What is needed » Repeat each line word for word.

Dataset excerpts
>>>

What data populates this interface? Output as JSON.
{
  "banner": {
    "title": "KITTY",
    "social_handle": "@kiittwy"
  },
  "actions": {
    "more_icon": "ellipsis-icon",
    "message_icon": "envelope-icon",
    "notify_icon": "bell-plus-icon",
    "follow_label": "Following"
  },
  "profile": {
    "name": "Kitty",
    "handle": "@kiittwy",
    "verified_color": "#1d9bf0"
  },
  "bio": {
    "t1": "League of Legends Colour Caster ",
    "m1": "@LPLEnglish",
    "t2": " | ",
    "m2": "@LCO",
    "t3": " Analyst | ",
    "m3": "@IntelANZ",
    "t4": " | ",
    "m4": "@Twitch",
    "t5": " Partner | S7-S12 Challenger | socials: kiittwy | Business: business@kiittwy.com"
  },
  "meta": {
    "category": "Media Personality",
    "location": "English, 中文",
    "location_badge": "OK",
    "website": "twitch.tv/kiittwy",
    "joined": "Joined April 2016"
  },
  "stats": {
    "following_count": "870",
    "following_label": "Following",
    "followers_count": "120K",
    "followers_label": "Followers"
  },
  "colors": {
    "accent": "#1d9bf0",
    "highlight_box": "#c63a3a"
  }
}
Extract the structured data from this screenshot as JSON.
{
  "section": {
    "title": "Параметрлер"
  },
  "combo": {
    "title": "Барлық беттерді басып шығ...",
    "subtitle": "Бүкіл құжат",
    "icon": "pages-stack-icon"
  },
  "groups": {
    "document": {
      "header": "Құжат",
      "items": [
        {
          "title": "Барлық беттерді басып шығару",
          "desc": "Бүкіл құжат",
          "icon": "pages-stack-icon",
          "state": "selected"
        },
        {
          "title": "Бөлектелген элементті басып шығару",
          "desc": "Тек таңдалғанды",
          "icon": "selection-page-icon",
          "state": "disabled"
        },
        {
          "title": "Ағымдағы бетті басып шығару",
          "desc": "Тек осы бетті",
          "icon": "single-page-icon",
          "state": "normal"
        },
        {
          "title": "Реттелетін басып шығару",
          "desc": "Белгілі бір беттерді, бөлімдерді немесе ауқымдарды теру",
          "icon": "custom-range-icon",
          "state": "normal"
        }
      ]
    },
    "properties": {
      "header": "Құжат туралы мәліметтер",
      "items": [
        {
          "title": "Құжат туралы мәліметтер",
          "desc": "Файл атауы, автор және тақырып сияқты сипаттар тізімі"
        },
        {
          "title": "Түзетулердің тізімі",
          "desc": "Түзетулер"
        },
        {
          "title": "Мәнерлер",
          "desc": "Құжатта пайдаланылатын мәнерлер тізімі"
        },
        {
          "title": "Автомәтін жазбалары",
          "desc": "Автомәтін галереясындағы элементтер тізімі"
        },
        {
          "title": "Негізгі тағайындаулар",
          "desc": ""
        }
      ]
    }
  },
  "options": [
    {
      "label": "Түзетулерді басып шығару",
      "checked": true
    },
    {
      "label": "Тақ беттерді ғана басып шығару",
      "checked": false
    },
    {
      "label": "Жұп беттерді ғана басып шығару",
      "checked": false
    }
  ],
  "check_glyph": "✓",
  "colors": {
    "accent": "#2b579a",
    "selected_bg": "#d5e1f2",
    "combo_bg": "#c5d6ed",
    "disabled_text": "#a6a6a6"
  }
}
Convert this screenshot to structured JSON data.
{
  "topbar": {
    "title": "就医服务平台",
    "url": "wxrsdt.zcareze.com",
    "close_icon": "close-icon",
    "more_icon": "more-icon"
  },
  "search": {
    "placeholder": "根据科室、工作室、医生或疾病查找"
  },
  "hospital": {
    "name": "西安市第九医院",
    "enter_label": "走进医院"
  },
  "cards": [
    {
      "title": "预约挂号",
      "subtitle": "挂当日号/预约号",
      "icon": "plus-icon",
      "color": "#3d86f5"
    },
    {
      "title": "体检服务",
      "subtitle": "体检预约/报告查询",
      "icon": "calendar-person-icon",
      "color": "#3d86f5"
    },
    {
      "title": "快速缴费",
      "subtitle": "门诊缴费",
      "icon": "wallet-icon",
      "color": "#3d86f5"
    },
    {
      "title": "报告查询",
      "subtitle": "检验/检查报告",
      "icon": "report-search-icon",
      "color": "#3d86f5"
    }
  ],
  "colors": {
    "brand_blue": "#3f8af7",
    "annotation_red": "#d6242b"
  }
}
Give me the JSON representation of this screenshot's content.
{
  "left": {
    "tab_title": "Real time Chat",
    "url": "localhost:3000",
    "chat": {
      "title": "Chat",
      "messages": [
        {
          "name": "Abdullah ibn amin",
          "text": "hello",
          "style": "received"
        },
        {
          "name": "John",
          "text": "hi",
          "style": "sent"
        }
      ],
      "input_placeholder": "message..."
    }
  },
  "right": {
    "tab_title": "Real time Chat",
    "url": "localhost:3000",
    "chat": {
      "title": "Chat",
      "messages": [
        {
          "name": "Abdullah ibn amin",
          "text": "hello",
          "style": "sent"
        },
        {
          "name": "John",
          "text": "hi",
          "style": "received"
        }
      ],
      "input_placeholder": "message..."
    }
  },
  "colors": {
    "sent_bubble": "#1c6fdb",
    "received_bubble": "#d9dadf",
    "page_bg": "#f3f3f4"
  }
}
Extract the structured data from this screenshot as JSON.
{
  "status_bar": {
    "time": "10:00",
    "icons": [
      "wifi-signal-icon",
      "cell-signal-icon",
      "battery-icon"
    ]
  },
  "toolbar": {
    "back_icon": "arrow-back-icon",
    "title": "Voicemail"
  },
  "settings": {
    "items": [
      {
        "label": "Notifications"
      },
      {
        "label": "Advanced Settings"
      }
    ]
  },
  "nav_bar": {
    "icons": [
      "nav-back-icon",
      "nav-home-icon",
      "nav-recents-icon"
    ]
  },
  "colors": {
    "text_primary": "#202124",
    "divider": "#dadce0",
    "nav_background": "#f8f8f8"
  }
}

<<<

The reply »
What data populates this interface? Output as JSON.
{
  "banner": {
    "title": "KITTY",
    "social_handle": "@kiittwy"
  },
  "actions": {
    "more_icon": "ellipsis-icon",
    "message_icon": "envelope-icon",
    "notify_icon": "bell-plus-icon",
    "follow_label": "Following"
  },
  "profile": {
    "name": "Kitty",
    "handle": "@kiittwy",
    "verified_color": "#1d9bf0"
  },
  "bio": {
    "t1": "League of Legends Colour Caster ",
    "m1": "@LPLEnglish",
    "t2": " | ",
    "m2": "@LCO",
    "t3": " Analyst | ",
    "m3": "@IntelANZ",
    "t4": " | ",
    "m4": "@Twitch",
    "t5": " Partner | S7-S12 Challenger | socials: kiittwy | Business: business@kiittwy.com"
  },
  "meta": {
    "category": "Media Personality",
    "location": "English, 中文",
    "location_badge": "OK",
    "website": "twitch.tv/kiittwy",
    "joined": "Joined April 2016"
  },
  "stats": {
    "following_count": "870",
    "following_label": "Following",
    "followers_count": "120K",
    "followers_label": "Followers"
  },
  "colors": {
    "accent": "#1d9bf0",
    "highlight_box": "#c63a3a"
  }
}
Extract the structured data from this screenshot as JSON.
{
  "section": {
    "title": "Параметрлер"
  },
  "combo": {
    "title": "Барлық беттерді басып шығ...",
    "subtitle": "Бүкіл құжат",
    "icon": "pages-stack-icon"
  },
  "groups": {
    "document": {
      "header": "Құжат",
      "items": [
        {
          "title": "Барлық беттерді басып шығару",
          "desc": "Бүкіл құжат",
          "icon": "pages-stack-icon",
          "state": "selected"
        },
        {
          "title": "Бөлектелген элементті басып шығару",
          "desc": "Тек таңдалғанды",
          "icon": "selection-page-icon",
          "state": "disabled"
        },
        {
          "title": "Ағымдағы бетті басып шығару",
          "desc": "Тек осы бетті",
          "icon": "single-page-icon",
          "state": "normal"
        },
        {
          "title": "Реттелетін басып шығару",
          "desc": "Белгілі бір беттерді, бөлімдерді немесе ауқымдарды теру",
          "icon": "custom-range-icon",
          "state": "normal"
        }
      ]
    },
    "properties": {
      "header": "Құжат туралы мәліметтер",
      "items": [
        {
          "title": "Құжат туралы мәліметтер",
          "desc": "Файл атауы, автор және тақырып сияқты сипаттар тізімі"
        },
        {
          "title": "Түзетулердің тізімі",
          "desc": "Түзетулер"
        },
        {
          "title": "Мәнерлер",
          "desc": "Құжатта пайдаланылатын мәнерлер тізімі"
        },
        {
          "title": "Автомәтін жазбалары",
          "desc": "Автомәтін галереясындағы элементтер тізімі"
        },
        {
          "title": "Негізгі тағайындаулар",
          "desc": ""
        }
      ]
    }
  },
  "options": [
    {
      "label": "Түзетулерді басып шығару",
      "checked": true
    },
    {
      "label": "Тақ беттерді ғана басып шығару",
      "checked": false
    },
    {
      "label": "Жұп беттерді ғана басып шығару",
      "checked": false
    }
  ],
  "check_glyph": "✓",
  "colors": {
    "accent": "#2b579a",
    "selected_bg": "#d5e1f2",
    "combo_bg": "#c5d6ed",
    "disabled_text": "#a6a6a6"
  }
}
Convert this screenshot to structured JSON data.
{
  "topbar": {
    "title": "就医服务平台",
    "url": "wxrsdt.zcareze.com",
    "close_icon": "close-icon",
    "more_icon": "more-icon"
  },
  "search": {
    "placeholder": "根据科室、工作室、医生或疾病查找"
  },
  "hospital": {
    "name": "西安市第九医院",
    "enter_label": "走进医院"
  },
  "cards": [
    {
      "title": "预约挂号",
      "subtitle": "挂当日号/预约号",
      "icon": "plus-icon",
      "color": "#3d86f5"
    },
    {
      "title": "体检服务",
      "subtitle": "体检预约/报告查询",
      "icon": "calendar-person-icon",
      "color": "#3d86f5"
    },
    {
      "title": "快速缴费",
      "subtitle": "门诊缴费",
      "icon": "wallet-icon",
      "color": "#3d86f5"
    },
    {
      "title": "报告查询",
      "subtitle": "检验/检查报告",
      "icon": "report-search-icon",
      "color": "#3d86f5"
    }
  ],
  "colors": {
    "brand_blue": "#3f8af7",
    "annotation_red": "#d6242b"
  }
}
Give me the JSON representation of this screenshot's content.
{
  "left": {
    "tab_title": "Real time Chat",
    "url": "localhost:3000",
    "chat": {
      "title": "Chat",
      "messages": [
        {
          "name": "Abdullah ibn amin",
          "text": "hello",
          "style": "received"
        },
        {
          "name": "John",
          "text": "hi",
          "style": "sent"
        }
      ],
      "input_placeholder": "message..."
    }
  },
  "right": {
    "tab_title": "Real time Chat",
    "url": "localhost:3000",
    "chat": {
      "title": "Chat",
      "messages": [
        {
          "name": "Abdullah ibn amin",
          "text": "hello",
          "style": "sent"
        },
        {
          "name": "John",
          "text": "hi",
          "style": "received"
        }
      ],
      "input_placeholder": "message..."
    }
  },
  "colors": {
    "sent_bubble": "#1c6fdb",
    "received_bubble": "#d9dadf",
    "page_bg": "#f3f3f4"
  }
}
Extract the structured data from this screenshot as JSON.
{
  "status_bar": {
    "time": "10:00",
    "icons": [
      "wifi-signal-icon",
      "cell-signal-icon",
      "battery-icon"
    ]
  },
  "toolbar": {
    "back_icon": "arrow-back-icon",
    "title": "Voicemail"
  },
  "settings": {
    "items": [
      {
        "label": "Notifications"
      },
      {
        "label": "Advanced Settings"
      }
    ]
  },
  "nav_bar": {
    "icons": [
      "nav-back-icon",
      "nav-home-icon",
      "nav-recents-icon"
    ]
  },
  "colors": {
    "text_primary": "#202124",
    "divider": "#dadce0",
    "nav_background": "#f8f8f8"
  }
}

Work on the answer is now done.